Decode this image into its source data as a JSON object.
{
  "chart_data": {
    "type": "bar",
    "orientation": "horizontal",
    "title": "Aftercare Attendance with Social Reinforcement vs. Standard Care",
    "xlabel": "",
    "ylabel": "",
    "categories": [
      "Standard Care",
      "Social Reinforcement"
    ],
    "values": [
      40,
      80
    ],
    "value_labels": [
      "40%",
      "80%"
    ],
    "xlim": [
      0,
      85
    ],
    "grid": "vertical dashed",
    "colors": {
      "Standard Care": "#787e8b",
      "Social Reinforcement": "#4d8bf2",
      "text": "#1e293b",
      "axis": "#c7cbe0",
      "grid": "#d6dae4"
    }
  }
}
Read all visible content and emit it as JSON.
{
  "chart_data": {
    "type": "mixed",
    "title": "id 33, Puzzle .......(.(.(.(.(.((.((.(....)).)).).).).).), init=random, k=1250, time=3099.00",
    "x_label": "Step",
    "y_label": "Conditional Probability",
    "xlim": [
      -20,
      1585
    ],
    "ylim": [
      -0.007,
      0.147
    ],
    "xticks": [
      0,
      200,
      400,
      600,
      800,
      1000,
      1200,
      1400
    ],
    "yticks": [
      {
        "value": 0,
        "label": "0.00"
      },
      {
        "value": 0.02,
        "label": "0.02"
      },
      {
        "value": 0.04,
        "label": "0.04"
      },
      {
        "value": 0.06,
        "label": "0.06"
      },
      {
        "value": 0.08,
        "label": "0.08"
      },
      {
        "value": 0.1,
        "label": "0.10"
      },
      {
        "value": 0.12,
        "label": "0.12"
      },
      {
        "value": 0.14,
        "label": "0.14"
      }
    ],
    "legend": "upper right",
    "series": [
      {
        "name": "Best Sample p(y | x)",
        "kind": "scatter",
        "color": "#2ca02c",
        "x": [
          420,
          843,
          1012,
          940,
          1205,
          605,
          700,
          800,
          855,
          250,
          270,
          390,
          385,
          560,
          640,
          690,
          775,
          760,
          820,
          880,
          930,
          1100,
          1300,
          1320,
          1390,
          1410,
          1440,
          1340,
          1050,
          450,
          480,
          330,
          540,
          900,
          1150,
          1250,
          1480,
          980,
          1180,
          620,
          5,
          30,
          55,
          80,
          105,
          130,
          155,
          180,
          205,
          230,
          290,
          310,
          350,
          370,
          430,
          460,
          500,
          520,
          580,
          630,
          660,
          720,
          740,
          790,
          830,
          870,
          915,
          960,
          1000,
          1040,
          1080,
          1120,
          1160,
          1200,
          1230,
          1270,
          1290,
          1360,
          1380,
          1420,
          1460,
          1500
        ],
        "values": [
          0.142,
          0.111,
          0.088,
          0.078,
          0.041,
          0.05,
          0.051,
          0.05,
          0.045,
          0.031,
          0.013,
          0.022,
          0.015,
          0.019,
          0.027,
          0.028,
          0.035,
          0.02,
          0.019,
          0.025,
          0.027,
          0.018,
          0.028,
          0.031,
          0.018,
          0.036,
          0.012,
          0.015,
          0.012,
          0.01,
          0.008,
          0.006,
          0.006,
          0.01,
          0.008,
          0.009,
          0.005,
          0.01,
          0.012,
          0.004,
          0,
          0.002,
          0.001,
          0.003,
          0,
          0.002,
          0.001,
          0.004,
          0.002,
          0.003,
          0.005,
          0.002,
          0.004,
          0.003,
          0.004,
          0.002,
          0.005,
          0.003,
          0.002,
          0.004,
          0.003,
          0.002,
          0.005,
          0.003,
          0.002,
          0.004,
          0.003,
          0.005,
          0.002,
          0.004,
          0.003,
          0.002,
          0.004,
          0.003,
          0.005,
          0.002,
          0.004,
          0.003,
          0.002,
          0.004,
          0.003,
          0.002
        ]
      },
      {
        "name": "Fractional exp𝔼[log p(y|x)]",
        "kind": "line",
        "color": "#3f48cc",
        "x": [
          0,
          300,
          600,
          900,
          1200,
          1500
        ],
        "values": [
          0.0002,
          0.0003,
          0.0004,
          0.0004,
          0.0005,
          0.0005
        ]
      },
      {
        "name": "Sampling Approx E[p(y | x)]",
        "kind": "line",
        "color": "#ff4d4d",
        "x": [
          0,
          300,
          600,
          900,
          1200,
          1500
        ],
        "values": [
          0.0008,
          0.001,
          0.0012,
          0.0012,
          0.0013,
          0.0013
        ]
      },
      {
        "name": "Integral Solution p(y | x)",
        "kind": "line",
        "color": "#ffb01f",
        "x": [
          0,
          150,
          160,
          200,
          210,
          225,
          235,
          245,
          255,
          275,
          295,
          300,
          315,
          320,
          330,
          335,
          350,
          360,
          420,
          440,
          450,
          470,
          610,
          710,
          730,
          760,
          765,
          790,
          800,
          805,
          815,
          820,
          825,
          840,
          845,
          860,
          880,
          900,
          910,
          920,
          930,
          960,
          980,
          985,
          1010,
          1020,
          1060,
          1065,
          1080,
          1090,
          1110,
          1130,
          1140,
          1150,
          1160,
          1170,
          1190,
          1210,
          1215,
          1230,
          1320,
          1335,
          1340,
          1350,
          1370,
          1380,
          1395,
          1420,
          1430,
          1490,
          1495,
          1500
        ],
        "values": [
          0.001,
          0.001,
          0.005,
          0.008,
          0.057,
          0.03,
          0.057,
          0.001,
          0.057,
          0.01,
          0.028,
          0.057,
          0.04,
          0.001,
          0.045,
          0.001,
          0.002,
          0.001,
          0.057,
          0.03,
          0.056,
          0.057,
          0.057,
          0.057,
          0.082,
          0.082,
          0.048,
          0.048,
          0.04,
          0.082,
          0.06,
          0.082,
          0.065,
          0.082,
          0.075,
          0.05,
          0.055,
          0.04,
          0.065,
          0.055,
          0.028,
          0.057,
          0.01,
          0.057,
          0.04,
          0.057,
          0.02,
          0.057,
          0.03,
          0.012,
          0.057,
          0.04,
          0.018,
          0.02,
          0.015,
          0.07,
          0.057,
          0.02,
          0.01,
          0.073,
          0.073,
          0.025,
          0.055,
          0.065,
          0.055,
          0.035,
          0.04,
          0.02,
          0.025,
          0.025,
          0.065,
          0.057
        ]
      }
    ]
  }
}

• _To do_: Write the listing out again, exactly as it reads.

• _Exercise answer_:
Decode this image into its source data as a JSON object.
{
  "chart_data": {
    "type": "bar",
    "orientation": "horizontal",
    "title": "Aftercare Attendance with Social Reinforcement vs. Standard Care",
    "xlabel": "",
    "ylabel": "",
    "categories": [
      "Standard Care",
      "Social Reinforcement"
    ],
    "values": [
      40,
      80
    ],
    "value_labels": [
      "40%",
      "80%"
    ],
    "xlim": [
      0,
      85
    ],
    "grid": "vertical dashed",
    "colors": {
      "Standard Care": "#787e8b",
      "Social Reinforcement": "#4d8bf2",
      "text": "#1e293b",
      "axis": "#c7cbe0",
      "grid": "#d6dae4"
    }
  }
}
Read all visible content and emit it as JSON.
{
  "chart_data": {
    "type": "mixed",
    "title": "id 33, Puzzle .......(.(.(.(.(.((.((.(....)).)).).).).).), init=random, k=1250, time=3099.00",
    "x_label": "Step",
    "y_label": "Conditional Probability",
    "xlim": [
      -20,
      1585
    ],
    "ylim": [
      -0.007,
      0.147
    ],
    "xticks": [
      0,
      200,
      400,
      600,
      800,
      1000,
      1200,
      1400
    ],
    "yticks": [
      {
        "value": 0,
        "label": "0.00"
      },
      {
        "value": 0.02,
        "label": "0.02"
      },
      {
        "value": 0.04,
        "label": "0.04"
      },
      {
        "value": 0.06,
        "label": "0.06"
      },
      {
        "value": 0.08,
        "label": "0.08"
      },
      {
        "value": 0.1,
        "label": "0.10"
      },
      {
        "value": 0.12,
        "label": "0.12"
      },
      {
        "value": 0.14,
        "label": "0.14"
      }
    ],
    "legend": "upper right",
    "series": [
      {
        "name": "Best Sample p(y | x)",
        "kind": "scatter",
        "color": "#2ca02c",
        "x": [
          420,
          843,
          1012,
          940,
          1205,
          605,
          700,
          800,
          855,
          250,
          270,
          390,
          385,
          560,
          640,
          690,
          775,
          760,
          820,
          880,
          930,
          1100,
          1300,
          1320,
          1390,
          1410,
          1440,
          1340,
          1050,
          450,
          480,
          330,
          540,
          900,
          1150,
          1250,
          1480,
          980,
          1180,
          620,
          5,
          30,
          55,
          80,
          105,
          130,
          155,
          180,
          205,
          230,
          290,
          310,
          350,
          370,
          430,
          460,
          500,
          520,
          580,
          630,
          660,
          720,
          740,
          790,
          830,
          870,
          915,
          960,
          1000,
          1040,
          1080,
          1120,
          1160,
          1200,
          1230,
          1270,
          1290,
          1360,
          1380,
          1420,
          1460,
          1500
        ],
        "values": [
          0.142,
          0.111,
          0.088,
          0.078,
          0.041,
          0.05,
          0.051,
          0.05,
          0.045,
          0.031,
          0.013,
          0.022,
          0.015,
          0.019,
          0.027,
          0.028,
          0.035,
          0.02,
          0.019,
          0.025,
          0.027,
          0.018,
          0.028,
          0.031,
          0.018,
          0.036,
          0.012,
          0.015,
          0.012,
          0.01,
          0.008,
          0.006,
          0.006,
          0.01,
          0.008,
          0.009,
          0.005,
          0.01,
          0.012,
          0.004,
          0,
          0.002,
          0.001,
          0.003,
          0,
          0.002,
          0.001,
          0.004,
          0.002,
          0.003,
          0.005,
          0.002,
          0.004,
          0.003,
          0.004,
          0.002,
          0.005,
          0.003,
          0.002,
          0.004,
          0.003,
          0.002,
          0.005,
          0.003,
          0.002,
          0.004,
          0.003,
          0.005,
          0.002,
          0.004,
          0.003,
          0.002,
          0.004,
          0.003,
          0.005,
          0.002,
          0.004,
          0.003,
          0.002,
          0.004,
          0.003,
          0.002
        ]
      },
      {
        "name": "Fractional exp𝔼[log p(y|x)]",
        "kind": "line",
        "color": "#3f48cc",
        "x": [
          0,
          300,
          600,
          900,
          1200,
          1500
        ],
        "values": [
          0.0002,
          0.0003,
          0.0004,
          0.0004,
          0.0005,
          0.0005
        ]
      },
      {
        "name": "Sampling Approx E[p(y | x)]",
        "kind": "line",
        "color": "#ff4d4d",
        "x": [
          0,
          300,
          600,
          900,
          1200,
          1500
        ],
        "values": [
          0.0008,
          0.001,
          0.0012,
          0.0012,
          0.0013,
          0.0013
        ]
      },
      {
        "name": "Integral Solution p(y | x)",
        "kind": "line",
        "color": "#ffb01f",
        "x": [
          0,
          150,
          160,
          200,
          210,
          225,
          235,
          245,
          255,
          275,
          295,
          300,
          315,
          320,
          330,
          335,
          350,
          360,
          420,
          440,
          450,
          470,
          610,
          710,
          730,
          760,
          765,
          790,
          800,
          805,
          815,
          820,
          825,
          840,
          845,
          860,
          880,
          900,
          910,
          920,
          930,
          960,
          980,
          985,
          1010,
          1020,
          1060,
          1065,
          1080,
          1090,
          1110,
          1130,
          1140,
          1150,
          1160,
          1170,
          1190,
          1210,
          1215,
          1230,
          1320,
          1335,
          1340,
          1350,
          1370,
          1380,
          1395,
          1420,
          1430,
          1490,
          1495,
          1500
        ],
        "values": [
          0.001,
          0.001,
          0.005,
          0.008,
          0.057,
          0.03,
          0.057,
          0.001,
          0.057,
          0.01,
          0.028,
          0.057,
          0.04,
          0.001,
          0.045,
          0.001,
          0.002,
          0.001,
          0.057,
          0.03,
          0.056,
          0.057,
          0.057,
          0.057,
          0.082,
          0.082,
          0.048,
          0.048,
          0.04,
          0.082,
          0.06,
          0.082,
          0.065,
          0.082,
          0.075,
          0.05,
          0.055,
          0.04,
          0.065,
          0.055,
          0.028,
          0.057,
          0.01,
          0.057,
          0.04,
          0.057,
          0.02,
          0.057,
          0.03,
          0.012,
          0.057,
          0.04,
          0.018,
          0.02,
          0.015,
          0.07,
          0.057,
          0.02,
          0.01,
          0.073,
          0.073,
          0.025,
          0.055,
          0.065,
          0.055,
          0.035,
          0.04,
          0.02,
          0.025,
          0.025,
          0.065,
          0.057
        ]
      }
    ]
  }
}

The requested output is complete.